[Dataset records on visual material]
============

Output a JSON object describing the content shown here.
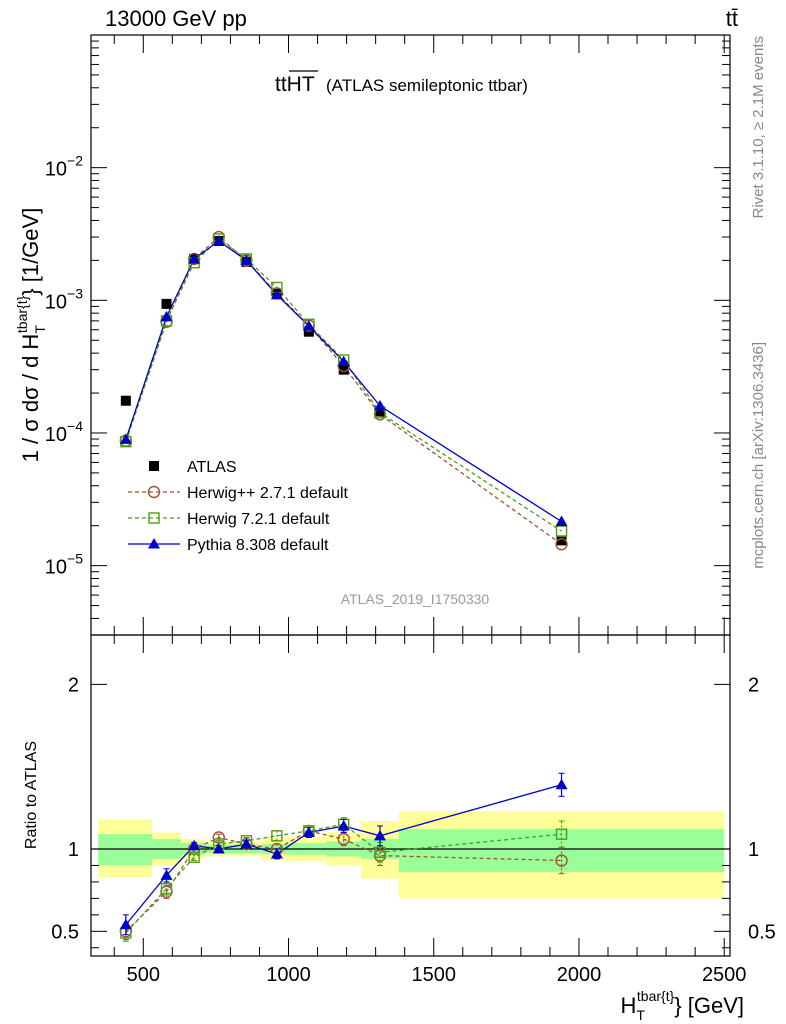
{
  "header": {
    "energy": "13000 GeV pp",
    "process": "tt̄"
  },
  "plot_title": {
    "main": "ttHT",
    "sub": "(ATLAS semileptonic ttbar)"
  },
  "side_text": {
    "rivet": "Rivet 3.1.10, ≥ 2.1M events",
    "mcplots": "mcplots.cern.ch [arXiv:1306.3436]"
  },
  "analysis_id": "ATLAS_2019_I1750330",
  "colors": {
    "atlas": "#000000",
    "herwigpp": "#a0522d",
    "herwig7": "#4a9e1a",
    "pythia": "#0000cc",
    "band_inner": "#99ff99",
    "band_outer": "#ffff99"
  },
  "chart_data": [
    {
      "type": "scatter",
      "name": "main",
      "ylabel": "1 / σ dσ / d H_T^{tbar{t}} [1/GeV]",
      "yscale": "log",
      "ylim": [
        3e-06,
        0.1
      ],
      "xlim": [
        320,
        2520
      ],
      "yticks": [
        {
          "value": 1e-05,
          "base": "10",
          "exp": "−5"
        },
        {
          "value": 0.0001,
          "base": "10",
          "exp": "−4"
        },
        {
          "value": 0.001,
          "base": "10",
          "exp": "−3"
        },
        {
          "value": 0.01,
          "base": "10",
          "exp": "−2"
        }
      ],
      "legend": {
        "placement": "lower-left",
        "entries": [
          {
            "key": "atlas",
            "label": "ATLAS"
          },
          {
            "key": "herwigpp",
            "label": "Herwig++ 2.7.1 default"
          },
          {
            "key": "herwig7",
            "label": "Herwig 7.2.1 default"
          },
          {
            "key": "pythia",
            "label": "Pythia 8.308 default"
          }
        ]
      },
      "x": [
        440,
        580,
        675,
        760,
        855,
        960,
        1070,
        1190,
        1315,
        1940
      ],
      "series": [
        {
          "key": "atlas",
          "name": "ATLAS",
          "y": [
            0.000175,
            0.00094,
            0.00205,
            0.0028,
            0.00195,
            0.00112,
            0.00058,
            0.0003,
            0.000145,
            1.55e-05
          ]
        },
        {
          "key": "herwigpp",
          "name": "Herwig++ 2.7.1 default",
          "y": [
            8.75e-05,
            0.00069,
            0.00205,
            0.003,
            0.002,
            0.00113,
            0.000645,
            0.00032,
            0.000138,
            1.45e-05
          ]
        },
        {
          "key": "herwig7",
          "name": "Herwig 7.2.1 default",
          "y": [
            8.6e-05,
            0.0007,
            0.00192,
            0.0029,
            0.00205,
            0.00125,
            0.00066,
            0.000355,
            0.000142,
            1.82e-05
          ]
        },
        {
          "key": "pythia",
          "name": "Pythia 8.308 default",
          "y": [
            8.95e-05,
            0.00075,
            0.00205,
            0.0028,
            0.002,
            0.0011,
            0.00064,
            0.000345,
            0.00016,
            2.15e-05
          ]
        }
      ]
    },
    {
      "type": "scatter",
      "name": "ratio",
      "ylabel": "Ratio to ATLAS",
      "ylim": [
        0.35,
        2.3
      ],
      "xlim": [
        320,
        2520
      ],
      "xlabel": "H_T^{tbar{t}} [GeV]",
      "xticks": [
        500,
        1000,
        1500,
        2000,
        2500
      ],
      "yticks": [
        0.5,
        1,
        2
      ],
      "reference": 1,
      "bands": [
        {
          "x0": 345,
          "x1": 530,
          "inner": [
            0.9,
            1.09
          ],
          "outer": [
            0.83,
            1.18
          ]
        },
        {
          "x0": 530,
          "x1": 630,
          "inner": [
            0.94,
            1.06
          ],
          "outer": [
            0.9,
            1.1
          ]
        },
        {
          "x0": 630,
          "x1": 710,
          "inner": [
            0.965,
            1.035
          ],
          "outer": [
            0.94,
            1.06
          ]
        },
        {
          "x0": 710,
          "x1": 810,
          "inner": [
            0.975,
            1.025
          ],
          "outer": [
            0.955,
            1.045
          ]
        },
        {
          "x0": 810,
          "x1": 910,
          "inner": [
            0.975,
            1.025
          ],
          "outer": [
            0.955,
            1.045
          ]
        },
        {
          "x0": 910,
          "x1": 1010,
          "inner": [
            0.97,
            1.03
          ],
          "outer": [
            0.93,
            1.07
          ]
        },
        {
          "x0": 1010,
          "x1": 1130,
          "inner": [
            0.965,
            1.035
          ],
          "outer": [
            0.925,
            1.075
          ]
        },
        {
          "x0": 1130,
          "x1": 1250,
          "inner": [
            0.955,
            1.045
          ],
          "outer": [
            0.9,
            1.1
          ]
        },
        {
          "x0": 1250,
          "x1": 1380,
          "inner": [
            0.94,
            1.06
          ],
          "outer": [
            0.82,
            1.17
          ]
        },
        {
          "x0": 1380,
          "x1": 2500,
          "inner": [
            0.86,
            1.12
          ],
          "outer": [
            0.7,
            1.23
          ]
        }
      ],
      "x": [
        440,
        580,
        675,
        760,
        855,
        960,
        1070,
        1190,
        1315,
        1940
      ],
      "series": [
        {
          "key": "herwigpp",
          "name": "Herwig++ 2.7.1 default",
          "y": [
            0.5,
            0.74,
            1.0,
            1.07,
            1.03,
            1.0,
            1.11,
            1.06,
            0.96,
            0.93
          ],
          "err": [
            0.05,
            0.04,
            0.02,
            0.02,
            0.02,
            0.03,
            0.03,
            0.04,
            0.06,
            0.08
          ]
        },
        {
          "key": "herwig7",
          "name": "Herwig 7.2.1 default",
          "y": [
            0.49,
            0.76,
            0.95,
            1.03,
            1.05,
            1.08,
            1.11,
            1.15,
            0.98,
            1.09
          ],
          "err": [
            0.05,
            0.04,
            0.02,
            0.02,
            0.02,
            0.03,
            0.03,
            0.04,
            0.06,
            0.08
          ]
        },
        {
          "key": "pythia",
          "name": "Pythia 8.308 default",
          "y": [
            0.54,
            0.84,
            1.02,
            1.0,
            1.03,
            0.97,
            1.1,
            1.14,
            1.08,
            1.39
          ],
          "err": [
            0.06,
            0.04,
            0.02,
            0.02,
            0.02,
            0.03,
            0.03,
            0.04,
            0.06,
            0.07
          ]
        }
      ]
    }
  ]
}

============

Your copy of the data above should match it exactly, except that pictures are left out.

→ **Solution below**
Output a JSON object describing the content shown here.
{
  "header": {
    "energy": "13000 GeV pp",
    "process": "tt̄"
  },
  "plot_title": {
    "main": "ttHT",
    "sub": "(ATLAS semileptonic ttbar)"
  },
  "side_text": {
    "rivet": "Rivet 3.1.10, ≥ 2.1M events",
    "mcplots": "mcplots.cern.ch [arXiv:1306.3436]"
  },
  "analysis_id": "ATLAS_2019_I1750330",
  "colors": {
    "atlas": "#000000",
    "herwigpp": "#a0522d",
    "herwig7": "#4a9e1a",
    "pythia": "#0000cc",
    "band_inner": "#99ff99",
    "band_outer": "#ffff99"
  },
  "chart_data": [
    {
      "type": "scatter",
      "name": "main",
      "ylabel": "1 / σ dσ / d H_T^{tbar{t}} [1/GeV]",
      "yscale": "log",
      "ylim": [
        3e-06,
        0.1
      ],
      "xlim": [
        320,
        2520
      ],
      "yticks": [
        {
          "value": 1e-05,
          "base": "10",
          "exp": "−5"
        },
        {
          "value": 0.0001,
          "base": "10",
          "exp": "−4"
        },
        {
          "value": 0.001,
          "base": "10",
          "exp": "−3"
        },
        {
          "value": 0.01,
          "base": "10",
          "exp": "−2"
        }
      ],
      "legend": {
        "placement": "lower-left",
        "entries": [
          {
            "key": "atlas",
            "label": "ATLAS"
          },
          {
            "key": "herwigpp",
            "label": "Herwig++ 2.7.1 default"
          },
          {
            "key": "herwig7",
            "label": "Herwig 7.2.1 default"
          },
          {
            "key": "pythia",
            "label": "Pythia 8.308 default"
          }
        ]
      },
      "x": [
        440,
        580,
        675,
        760,
        855,
        960,
        1070,
        1190,
        1315,
        1940
      ],
      "series": [
        {
          "key": "atlas",
          "name": "ATLAS",
          "y": [
            0.000175,
            0.00094,
            0.00205,
            0.0028,
            0.00195,
            0.00112,
            0.00058,
            0.0003,
            0.000145,
            1.55e-05
          ]
        },
        {
          "key": "herwigpp",
          "name": "Herwig++ 2.7.1 default",
          "y": [
            8.75e-05,
            0.00069,
            0.00205,
            0.003,
            0.002,
            0.00113,
            0.000645,
            0.00032,
            0.000138,
            1.45e-05
          ]
        },
        {
          "key": "herwig7",
          "name": "Herwig 7.2.1 default",
          "y": [
            8.6e-05,
            0.0007,
            0.00192,
            0.0029,
            0.00205,
            0.00125,
            0.00066,
            0.000355,
            0.000142,
            1.82e-05
          ]
        },
        {
          "key": "pythia",
          "name": "Pythia 8.308 default",
          "y": [
            8.95e-05,
            0.00075,
            0.00205,
            0.0028,
            0.002,
            0.0011,
            0.00064,
            0.000345,
            0.00016,
            2.15e-05
          ]
        }
      ]
    },
    {
      "type": "scatter",
      "name": "ratio",
      "ylabel": "Ratio to ATLAS",
      "ylim": [
        0.35,
        2.3
      ],
      "xlim": [
        320,
        2520
      ],
      "xlabel": "H_T^{tbar{t}} [GeV]",
      "xticks": [
        500,
        1000,
        1500,
        2000,
        2500
      ],
      "yticks": [
        0.5,
        1,
        2
      ],
      "reference": 1,
      "bands": [
        {
          "x0": 345,
          "x1": 530,
          "inner": [
            0.9,
            1.09
          ],
          "outer": [
            0.83,
            1.18
          ]
        },
        {
          "x0": 530,
          "x1": 630,
          "inner": [
            0.94,
            1.06
          ],
          "outer": [
            0.9,
            1.1
          ]
        },
        {
          "x0": 630,
          "x1": 710,
          "inner": [
            0.965,
            1.035
          ],
          "outer": [
            0.94,
            1.06
          ]
        },
        {
          "x0": 710,
          "x1": 810,
          "inner": [
            0.975,
            1.025
          ],
          "outer": [
            0.955,
            1.045
          ]
        },
        {
          "x0": 810,
          "x1": 910,
          "inner": [
            0.975,
            1.025
          ],
          "outer": [
            0.955,
            1.045
          ]
        },
        {
          "x0": 910,
          "x1": 1010,
          "inner": [
            0.97,
            1.03
          ],
          "outer": [
            0.93,
            1.07
          ]
        },
        {
          "x0": 1010,
          "x1": 1130,
          "inner": [
            0.965,
            1.035
          ],
          "outer": [
            0.925,
            1.075
          ]
        },
        {
          "x0": 1130,
          "x1": 1250,
          "inner": [
            0.955,
            1.045
          ],
          "outer": [
            0.9,
            1.1
          ]
        },
        {
          "x0": 1250,
          "x1": 1380,
          "inner": [
            0.94,
            1.06
          ],
          "outer": [
            0.82,
            1.17
          ]
        },
        {
          "x0": 1380,
          "x1": 2500,
          "inner": [
            0.86,
            1.12
          ],
          "outer": [
            0.7,
            1.23
          ]
        }
      ],
      "x": [
        440,
        580,
        675,
        760,
        855,
        960,
        1070,
        1190,
        1315,
        1940
      ],
      "series": [
        {
          "key": "herwigpp",
          "name": "Herwig++ 2.7.1 default",
          "y": [
            0.5,
            0.74,
            1.0,
            1.07,
            1.03,
            1.0,
            1.11,
            1.06,
            0.96,
            0.93
          ],
          "err": [
            0.05,
            0.04,
            0.02,
            0.02,
            0.02,
            0.03,
            0.03,
            0.04,
            0.06,
            0.08
          ]
        },
        {
          "key": "herwig7",
          "name": "Herwig 7.2.1 default",
          "y": [
            0.49,
            0.76,
            0.95,
            1.03,
            1.05,
            1.08,
            1.11,
            1.15,
            0.98,
            1.09
          ],
          "err": [
            0.05,
            0.04,
            0.02,
            0.02,
            0.02,
            0.03,
            0.03,
            0.04,
            0.06,
            0.08
          ]
        },
        {
          "key": "pythia",
          "name": "Pythia 8.308 default",
          "y": [
            0.54,
            0.84,
            1.02,
            1.0,
            1.03,
            0.97,
            1.1,
            1.14,
            1.08,
            1.39
          ],
          "err": [
            0.06,
            0.04,
            0.02,
            0.02,
            0.02,
            0.03,
            0.03,
            0.04,
            0.06,
            0.07
          ]
        }
      ]
    }
  ]
}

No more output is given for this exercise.